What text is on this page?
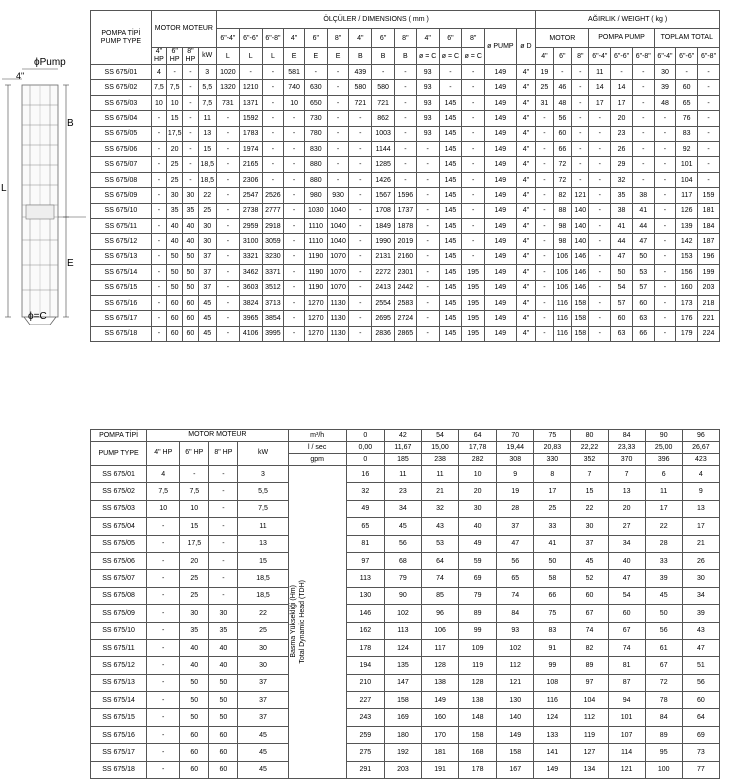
ϕPump
4"
B
L
E
ϕ=C
POMPA TİPİ
PUMP TYPE	MOTOR MOTEUR				ÖLÇÜLER / DIMENSIONS ( mm )														AĞIRLIK / WEIGHT ( kg )								
					6"-4"	6"-6"	6"-8"	4"	6"	8"	4"	6"	8"	4"	6"	8"	ø PUMP	ø D	MOTOR			POMPA PUMP			TOPLAM TOTAL		
	4" HP	6" HP	8" HP	kW	L	L	L	E	E	E	B	B	B	ø = C	ø = C	ø = C			4"	6"	8"	6"-4"	6"-6"	6"-8"	6"-4"	6"-6"	6"-8"
SS 675/01	4	-	-	3	1020	-	-	581	-	-	439	-	-	93	-	-	149	4"	19	-	-	11	-	-	30	-	-
SS 675/02	7,5	7,5	-	5,5	1320	1210	-	740	630	-	580	580	-	93	-	-	149	4"	25	46	-	14	14	-	39	60	-
SS 675/03	10	10	-	7,5	731	1371	-	10	650	-	721	721	-	93	145	-	149	4"	31	48	-	17	17	-	48	65	-
SS 675/04	-	15	-	11	-	1592	-	-	730	-	-	862	-	93	145	-	149	4"	-	56	-	-	20	-	-	76	-
SS 675/05	-	17,5	-	13	-	1783	-	-	780	-	-	1003	-	93	145	-	149	4"	-	60	-	-	23	-	-	83	-
SS 675/06	-	20	-	15	-	1974	-	-	830	-	-	1144	-	-	145	-	149	4"	-	66	-	-	26	-	-	92	-
SS 675/07	-	25	-	18,5	-	2165	-	-	880	-	-	1285	-	-	145	-	149	4"	-	72	-	-	29	-	-	101	-
SS 675/08	-	25	-	18,5	-	2306	-	-	880	-	-	1426	-	-	145	-	149	4"	-	72	-	-	32	-	-	104	-
SS 675/09	-	30	30	22	-	2547	2526	-	980	930	-	1567	1596	-	145	-	149	4"	-	82	121	-	35	38	-	117	159
SS 675/10	-	35	35	25	-	2738	2777	-	1030	1040	-	1708	1737	-	145	-	149	4"	-	88	140	-	38	41	-	126	181
SS 675/11	-	40	40	30	-	2959	2918	-	1110	1040	-	1849	1878	-	145	-	149	4"	-	98	140	-	41	44	-	139	184
SS 675/12	-	40	40	30	-	3100	3059	-	1110	1040	-	1990	2019	-	145	-	149	4"	-	98	140	-	44	47	-	142	187
SS 675/13	-	50	50	37	-	3321	3230	-	1190	1070	-	2131	2160	-	145	-	149	4"	-	106	146	-	47	50	-	153	196
SS 675/14	-	50	50	37	-	3462	3371	-	1190	1070	-	2272	2301	-	145	195	149	4"	-	106	146	-	50	53	-	156	199
SS 675/15	-	50	50	37	-	3603	3512	-	1190	1070	-	2413	2442	-	145	195	149	4"	-	106	146	-	54	57	-	160	203
SS 675/16	-	60	60	45	-	3824	3713	-	1270	1130	-	2554	2583	-	145	195	149	4"	-	116	158	-	57	60	-	173	218
SS 675/17	-	60	60	45	-	3965	3854	-	1270	1130	-	2695	2724	-	145	195	149	4"	-	116	158	-	60	63	-	176	221
SS 675/18	-	60	60	45	-	4106	3995	-	1270	1130	-	2836	2865	-	145	195	149	4"	-	116	158	-	63	66	-	179	224
POMPA TİPİ	MOTOR MOTEUR				m³/h	0	42	54	64	70	75	80	84	90	96
PUMP TYPE	4" HP	6" HP	8" HP	kW	l / sec	0,00	11,67	15,00	17,78	19,44	20,83	22,22	23,33	25,00	26,67
					gpm	0	185	238	282	308	330	352	370	396	423
SS 675/01	4	-	-	3	Basma Yüksekliği (Hm) Total Dynamic Head (TDH)	16	11	11	10	9	8	7	7	6	4
SS 675/02	7,5	7,5	-	5,5		32	23	21	20	19	17	15	13	11	9
SS 675/03	10	10	-	7,5		49	34	32	30	28	25	22	20	17	13
SS 675/04	-	15	-	11		65	45	43	40	37	33	30	27	22	17
SS 675/05	-	17,5	-	13		81	56	53	49	47	41	37	34	28	21
SS 675/06	-	20	-	15		97	68	64	59	56	50	45	40	33	26
SS 675/07	-	25	-	18,5		113	79	74	69	65	58	52	47	39	30
SS 675/08	-	25	-	18,5		130	90	85	79	74	66	60	54	45	34
SS 675/09	-	30	30	22		146	102	96	89	84	75	67	60	50	39
SS 675/10	-	35	35	25		162	113	106	99	93	83	74	67	56	43
SS 675/11	-	40	40	30		178	124	117	109	102	91	82	74	61	47
SS 675/12	-	40	40	30		194	135	128	119	112	99	89	81	67	51
SS 675/13	-	50	50	37		210	147	138	128	121	108	97	87	72	56
SS 675/14	-	50	50	37		227	158	149	138	130	116	104	94	78	60
SS 675/15	-	50	50	37		243	169	160	148	140	124	112	101	84	64
SS 675/16	-	60	60	45		259	180	170	158	149	133	119	107	89	69
SS 675/17	-	60	60	45		275	192	181	168	158	141	127	114	95	73
SS 675/18	-	60	60	45		291	203	191	178	167	149	134	121	100	77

━━━━━━━━━━━━━━━━━━━━━━━━━━━━━━

TASK DESCRIPTION
Retype the listing exactly. Pictures do not belong in the copy.

OUTPUT FOR THIS EXERCISE
What text is on this page?
ϕPump
4"
B
L
E
ϕ=C
POMPA TİPİ
PUMP TYPE	MOTOR MOTEUR				ÖLÇÜLER / DIMENSIONS ( mm )														AĞIRLIK / WEIGHT ( kg )								
					6"-4"	6"-6"	6"-8"	4"	6"	8"	4"	6"	8"	4"	6"	8"	ø PUMP	ø D	MOTOR			POMPA PUMP			TOPLAM TOTAL		
	4" HP	6" HP	8" HP	kW	L	L	L	E	E	E	B	B	B	ø = C	ø = C	ø = C			4"	6"	8"	6"-4"	6"-6"	6"-8"	6"-4"	6"-6"	6"-8"
SS 675/01	4	-	-	3	1020	-	-	581	-	-	439	-	-	93	-	-	149	4"	19	-	-	11	-	-	30	-	-
SS 675/02	7,5	7,5	-	5,5	1320	1210	-	740	630	-	580	580	-	93	-	-	149	4"	25	46	-	14	14	-	39	60	-
SS 675/03	10	10	-	7,5	731	1371	-	10	650	-	721	721	-	93	145	-	149	4"	31	48	-	17	17	-	48	65	-
SS 675/04	-	15	-	11	-	1592	-	-	730	-	-	862	-	93	145	-	149	4"	-	56	-	-	20	-	-	76	-
SS 675/05	-	17,5	-	13	-	1783	-	-	780	-	-	1003	-	93	145	-	149	4"	-	60	-	-	23	-	-	83	-
SS 675/06	-	20	-	15	-	1974	-	-	830	-	-	1144	-	-	145	-	149	4"	-	66	-	-	26	-	-	92	-
SS 675/07	-	25	-	18,5	-	2165	-	-	880	-	-	1285	-	-	145	-	149	4"	-	72	-	-	29	-	-	101	-
SS 675/08	-	25	-	18,5	-	2306	-	-	880	-	-	1426	-	-	145	-	149	4"	-	72	-	-	32	-	-	104	-
SS 675/09	-	30	30	22	-	2547	2526	-	980	930	-	1567	1596	-	145	-	149	4"	-	82	121	-	35	38	-	117	159
SS 675/10	-	35	35	25	-	2738	2777	-	1030	1040	-	1708	1737	-	145	-	149	4"	-	88	140	-	38	41	-	126	181
SS 675/11	-	40	40	30	-	2959	2918	-	1110	1040	-	1849	1878	-	145	-	149	4"	-	98	140	-	41	44	-	139	184
SS 675/12	-	40	40	30	-	3100	3059	-	1110	1040	-	1990	2019	-	145	-	149	4"	-	98	140	-	44	47	-	142	187
SS 675/13	-	50	50	37	-	3321	3230	-	1190	1070	-	2131	2160	-	145	-	149	4"	-	106	146	-	47	50	-	153	196
SS 675/14	-	50	50	37	-	3462	3371	-	1190	1070	-	2272	2301	-	145	195	149	4"	-	106	146	-	50	53	-	156	199
SS 675/15	-	50	50	37	-	3603	3512	-	1190	1070	-	2413	2442	-	145	195	149	4"	-	106	146	-	54	57	-	160	203
SS 675/16	-	60	60	45	-	3824	3713	-	1270	1130	-	2554	2583	-	145	195	149	4"	-	116	158	-	57	60	-	173	218
SS 675/17	-	60	60	45	-	3965	3854	-	1270	1130	-	2695	2724	-	145	195	149	4"	-	116	158	-	60	63	-	176	221
SS 675/18	-	60	60	45	-	4106	3995	-	1270	1130	-	2836	2865	-	145	195	149	4"	-	116	158	-	63	66	-	179	224
POMPA TİPİ	MOTOR MOTEUR				m³/h	0	42	54	64	70	75	80	84	90	96
PUMP TYPE	4" HP	6" HP	8" HP	kW	l / sec	0,00	11,67	15,00	17,78	19,44	20,83	22,22	23,33	25,00	26,67
					gpm	0	185	238	282	308	330	352	370	396	423
SS 675/01	4	-	-	3	Basma Yüksekliği (Hm) Total Dynamic Head (TDH)	16	11	11	10	9	8	7	7	6	4
SS 675/02	7,5	7,5	-	5,5		32	23	21	20	19	17	15	13	11	9
SS 675/03	10	10	-	7,5		49	34	32	30	28	25	22	20	17	13
SS 675/04	-	15	-	11		65	45	43	40	37	33	30	27	22	17
SS 675/05	-	17,5	-	13		81	56	53	49	47	41	37	34	28	21
SS 675/06	-	20	-	15		97	68	64	59	56	50	45	40	33	26
SS 675/07	-	25	-	18,5		113	79	74	69	65	58	52	47	39	30
SS 675/08	-	25	-	18,5		130	90	85	79	74	66	60	54	45	34
SS 675/09	-	30	30	22		146	102	96	89	84	75	67	60	50	39
SS 675/10	-	35	35	25		162	113	106	99	93	83	74	67	56	43
SS 675/11	-	40	40	30		178	124	117	109	102	91	82	74	61	47
SS 675/12	-	40	40	30		194	135	128	119	112	99	89	81	67	51
SS 675/13	-	50	50	37		210	147	138	128	121	108	97	87	72	56
SS 675/14	-	50	50	37		227	158	149	138	130	116	104	94	78	60
SS 675/15	-	50	50	37		243	169	160	148	140	124	112	101	84	64
SS 675/16	-	60	60	45		259	180	170	158	149	133	119	107	89	69
SS 675/17	-	60	60	45		275	192	181	168	158	141	127	114	95	73
SS 675/18	-	60	60	45		291	203	191	178	167	149	134	121	100	77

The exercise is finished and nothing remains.